For each line below that includes the word "CAMİSİ", make a copy.

■ Data excerpts ■
::::::::

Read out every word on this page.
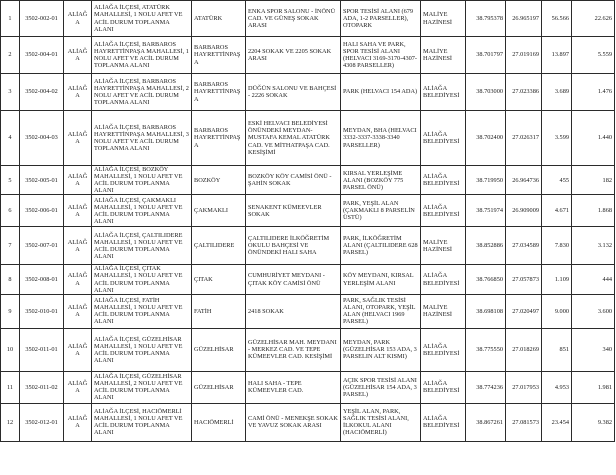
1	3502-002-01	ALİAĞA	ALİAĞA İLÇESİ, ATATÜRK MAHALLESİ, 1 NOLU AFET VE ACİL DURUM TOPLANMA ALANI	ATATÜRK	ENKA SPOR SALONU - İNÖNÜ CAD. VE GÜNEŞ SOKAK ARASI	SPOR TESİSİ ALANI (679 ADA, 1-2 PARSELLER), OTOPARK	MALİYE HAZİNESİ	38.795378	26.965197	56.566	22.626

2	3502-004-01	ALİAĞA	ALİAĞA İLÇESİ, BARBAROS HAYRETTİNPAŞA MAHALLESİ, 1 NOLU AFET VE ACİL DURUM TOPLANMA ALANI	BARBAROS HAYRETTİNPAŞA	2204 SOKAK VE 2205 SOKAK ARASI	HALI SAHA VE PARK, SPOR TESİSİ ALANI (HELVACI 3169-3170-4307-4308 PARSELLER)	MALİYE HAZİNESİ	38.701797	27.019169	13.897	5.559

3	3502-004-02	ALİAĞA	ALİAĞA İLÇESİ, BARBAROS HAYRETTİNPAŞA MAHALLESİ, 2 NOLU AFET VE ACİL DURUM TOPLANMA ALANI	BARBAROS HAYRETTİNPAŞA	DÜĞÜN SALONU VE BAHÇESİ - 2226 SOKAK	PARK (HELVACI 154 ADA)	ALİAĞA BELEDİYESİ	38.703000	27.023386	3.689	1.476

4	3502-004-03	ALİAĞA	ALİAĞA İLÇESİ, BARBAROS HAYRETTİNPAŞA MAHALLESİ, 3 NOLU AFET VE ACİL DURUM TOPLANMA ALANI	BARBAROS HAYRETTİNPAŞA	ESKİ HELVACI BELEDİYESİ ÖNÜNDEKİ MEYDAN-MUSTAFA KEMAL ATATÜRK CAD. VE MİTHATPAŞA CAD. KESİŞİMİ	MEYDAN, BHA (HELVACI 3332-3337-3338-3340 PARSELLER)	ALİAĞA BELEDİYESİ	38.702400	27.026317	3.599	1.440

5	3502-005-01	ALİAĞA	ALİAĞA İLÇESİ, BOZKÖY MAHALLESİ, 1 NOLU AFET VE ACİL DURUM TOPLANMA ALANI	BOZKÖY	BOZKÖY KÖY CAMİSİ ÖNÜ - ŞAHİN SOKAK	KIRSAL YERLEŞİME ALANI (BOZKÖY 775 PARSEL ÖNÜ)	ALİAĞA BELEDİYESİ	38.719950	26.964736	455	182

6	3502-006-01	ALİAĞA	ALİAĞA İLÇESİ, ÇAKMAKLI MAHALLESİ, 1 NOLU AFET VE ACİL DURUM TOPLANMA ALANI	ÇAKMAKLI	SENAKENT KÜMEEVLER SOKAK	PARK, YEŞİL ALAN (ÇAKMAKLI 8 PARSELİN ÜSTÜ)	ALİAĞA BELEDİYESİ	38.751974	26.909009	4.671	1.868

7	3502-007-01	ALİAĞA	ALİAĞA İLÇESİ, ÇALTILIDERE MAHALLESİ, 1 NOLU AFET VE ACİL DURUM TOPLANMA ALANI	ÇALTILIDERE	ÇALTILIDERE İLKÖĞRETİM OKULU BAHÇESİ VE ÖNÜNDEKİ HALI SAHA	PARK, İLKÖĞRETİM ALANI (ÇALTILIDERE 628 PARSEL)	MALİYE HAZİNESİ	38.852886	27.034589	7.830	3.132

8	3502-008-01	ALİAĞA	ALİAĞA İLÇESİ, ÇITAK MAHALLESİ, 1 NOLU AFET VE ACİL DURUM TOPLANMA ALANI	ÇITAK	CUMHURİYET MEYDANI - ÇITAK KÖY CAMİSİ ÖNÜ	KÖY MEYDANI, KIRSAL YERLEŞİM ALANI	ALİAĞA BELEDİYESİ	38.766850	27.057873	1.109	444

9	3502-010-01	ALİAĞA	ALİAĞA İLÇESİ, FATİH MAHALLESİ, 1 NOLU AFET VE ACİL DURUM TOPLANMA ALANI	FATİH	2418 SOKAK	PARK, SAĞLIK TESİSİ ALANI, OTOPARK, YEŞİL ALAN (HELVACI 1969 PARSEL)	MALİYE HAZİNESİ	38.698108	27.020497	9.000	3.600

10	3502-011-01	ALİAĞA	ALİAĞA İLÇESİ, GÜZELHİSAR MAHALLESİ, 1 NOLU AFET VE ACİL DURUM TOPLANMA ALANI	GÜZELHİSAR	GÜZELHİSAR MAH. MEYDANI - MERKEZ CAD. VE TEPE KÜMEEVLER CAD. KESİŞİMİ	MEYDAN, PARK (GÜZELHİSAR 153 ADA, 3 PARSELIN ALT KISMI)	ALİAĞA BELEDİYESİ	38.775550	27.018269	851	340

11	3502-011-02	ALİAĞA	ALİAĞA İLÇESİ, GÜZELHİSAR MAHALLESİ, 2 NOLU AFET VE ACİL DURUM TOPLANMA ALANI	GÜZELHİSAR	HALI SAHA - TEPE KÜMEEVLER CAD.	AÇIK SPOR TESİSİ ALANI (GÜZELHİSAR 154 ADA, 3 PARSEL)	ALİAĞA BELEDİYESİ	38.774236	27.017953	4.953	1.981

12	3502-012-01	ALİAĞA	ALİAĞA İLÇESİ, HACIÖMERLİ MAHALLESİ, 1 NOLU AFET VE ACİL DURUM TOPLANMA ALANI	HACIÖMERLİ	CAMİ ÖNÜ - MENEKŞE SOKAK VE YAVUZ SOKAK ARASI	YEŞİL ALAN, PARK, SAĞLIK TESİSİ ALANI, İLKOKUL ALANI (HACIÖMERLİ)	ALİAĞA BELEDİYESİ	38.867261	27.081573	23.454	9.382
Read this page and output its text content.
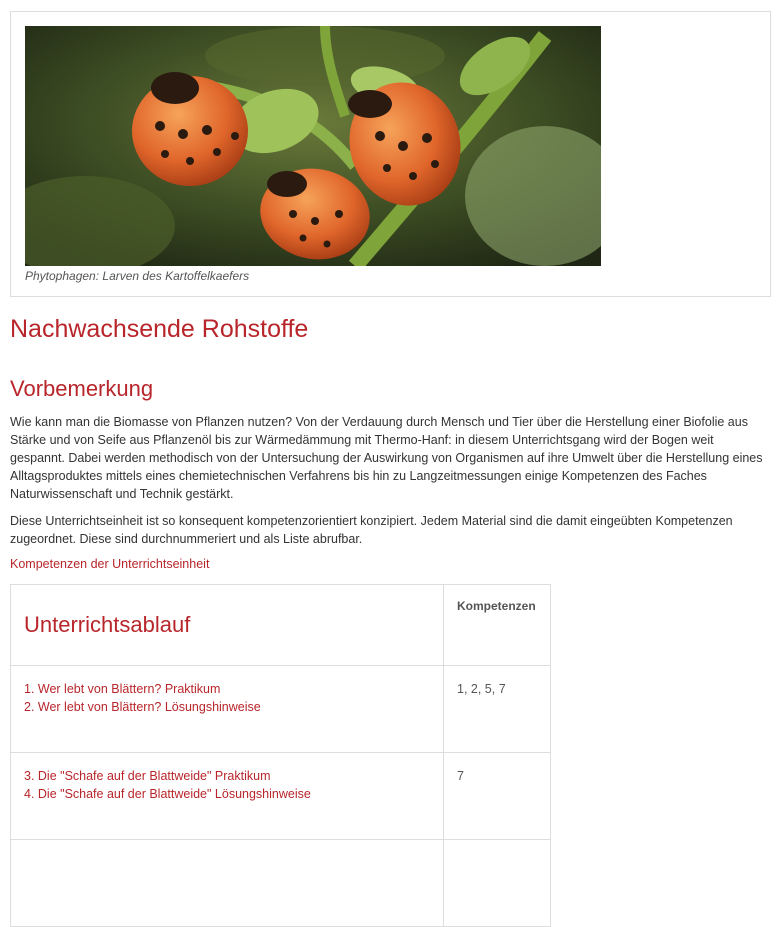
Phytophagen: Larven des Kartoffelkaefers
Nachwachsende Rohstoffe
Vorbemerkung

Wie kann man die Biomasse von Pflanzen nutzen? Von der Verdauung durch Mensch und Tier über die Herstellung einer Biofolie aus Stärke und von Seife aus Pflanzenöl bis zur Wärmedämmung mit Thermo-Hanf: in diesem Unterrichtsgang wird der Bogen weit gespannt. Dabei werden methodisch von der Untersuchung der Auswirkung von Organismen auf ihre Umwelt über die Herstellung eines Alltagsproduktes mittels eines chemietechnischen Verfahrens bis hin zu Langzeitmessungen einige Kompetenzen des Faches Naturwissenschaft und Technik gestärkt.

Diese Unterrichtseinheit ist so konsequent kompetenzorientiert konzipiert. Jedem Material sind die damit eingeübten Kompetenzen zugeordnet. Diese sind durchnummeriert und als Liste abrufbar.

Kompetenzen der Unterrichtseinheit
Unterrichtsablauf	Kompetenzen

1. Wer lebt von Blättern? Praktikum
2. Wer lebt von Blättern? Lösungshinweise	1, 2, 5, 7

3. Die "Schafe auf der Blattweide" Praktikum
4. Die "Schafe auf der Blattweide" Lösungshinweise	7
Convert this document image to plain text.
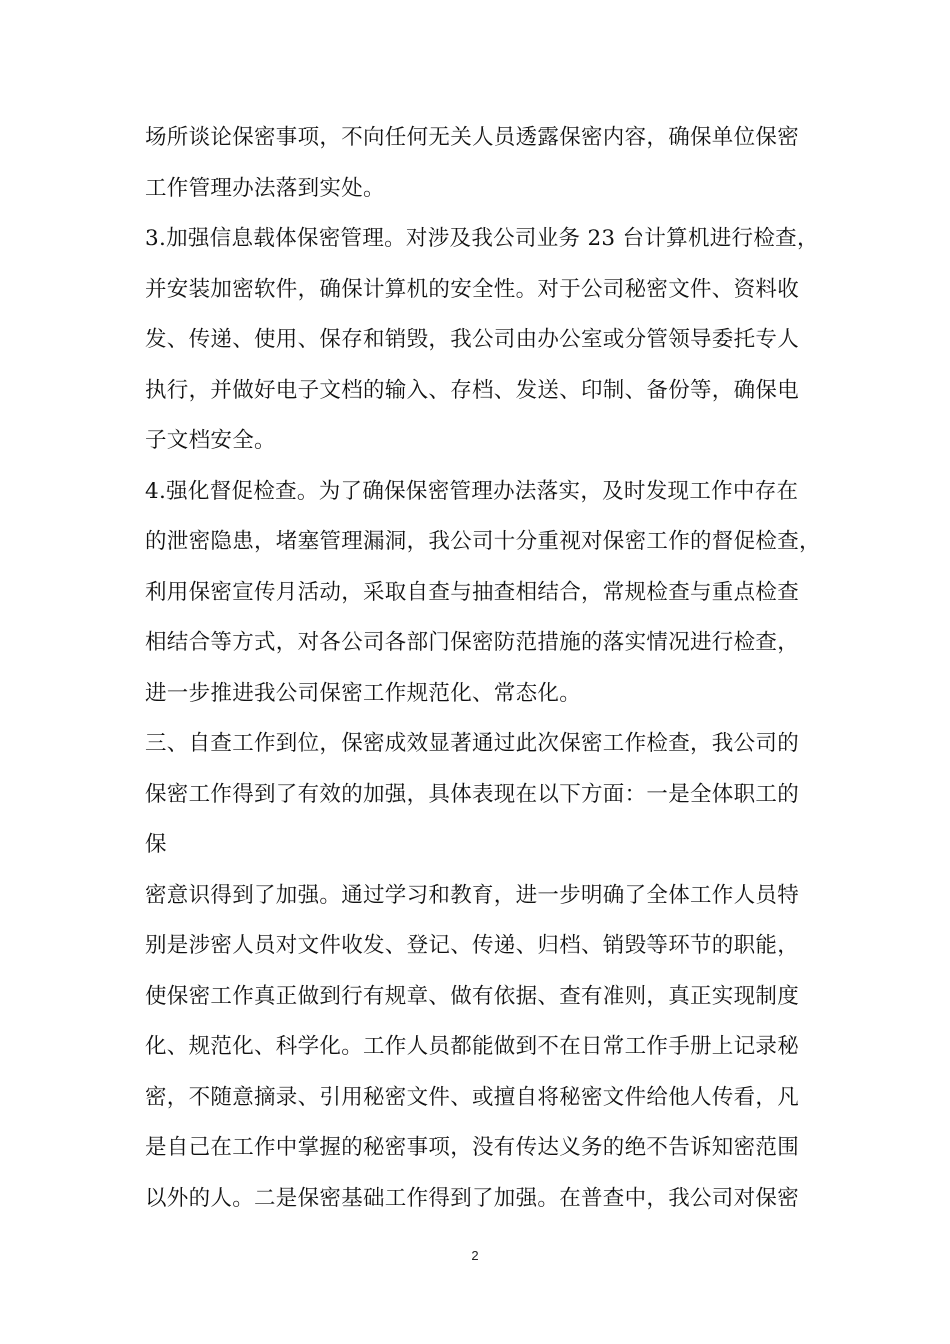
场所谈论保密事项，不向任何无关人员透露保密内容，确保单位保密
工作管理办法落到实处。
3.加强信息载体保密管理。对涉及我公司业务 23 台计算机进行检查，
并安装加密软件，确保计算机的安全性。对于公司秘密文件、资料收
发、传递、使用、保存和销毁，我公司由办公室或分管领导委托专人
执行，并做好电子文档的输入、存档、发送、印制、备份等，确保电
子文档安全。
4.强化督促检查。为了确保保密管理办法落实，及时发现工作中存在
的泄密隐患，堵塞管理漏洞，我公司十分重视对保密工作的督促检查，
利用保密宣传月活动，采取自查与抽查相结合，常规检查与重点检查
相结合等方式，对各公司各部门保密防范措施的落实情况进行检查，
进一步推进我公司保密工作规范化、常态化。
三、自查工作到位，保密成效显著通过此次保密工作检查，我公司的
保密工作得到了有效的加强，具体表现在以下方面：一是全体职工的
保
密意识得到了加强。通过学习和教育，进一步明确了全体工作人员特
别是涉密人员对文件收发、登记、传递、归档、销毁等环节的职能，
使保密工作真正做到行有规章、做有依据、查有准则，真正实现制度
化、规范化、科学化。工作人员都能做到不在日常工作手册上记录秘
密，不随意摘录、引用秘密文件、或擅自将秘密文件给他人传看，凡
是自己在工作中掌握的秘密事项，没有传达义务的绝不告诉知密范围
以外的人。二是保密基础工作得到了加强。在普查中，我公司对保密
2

::::::::

■ Full response ■
5	3502-005-01	ALİAĞA	ALİAĞA İLÇESİ, BOZKÖY MAHALLESİ, 1 NOLU AFET VE ACİL DURUM TOPLANMA ALANI	BOZKÖY	BOZKÖY KÖY CAMİSİ ÖNÜ - ŞAHİN SOKAK	KIRSAL YERLEŞİME ALANI (BOZKÖY 775 PARSEL ÖNÜ)	ALİAĞA BELEDİYESİ	38.719950	26.964736	455	182
8	3502-008-01	ALİAĞA	ALİAĞA İLÇESİ, ÇITAK MAHALLESİ, 1 NOLU AFET VE ACİL DURUM TOPLANMA ALANI	ÇITAK	CUMHURİYET MEYDANI - ÇITAK KÖY CAMİSİ ÖNÜ	KÖY MEYDANI, KIRSAL YERLEŞİM ALANI	ALİAĞA BELEDİYESİ	38.766850	27.057873	1.109	444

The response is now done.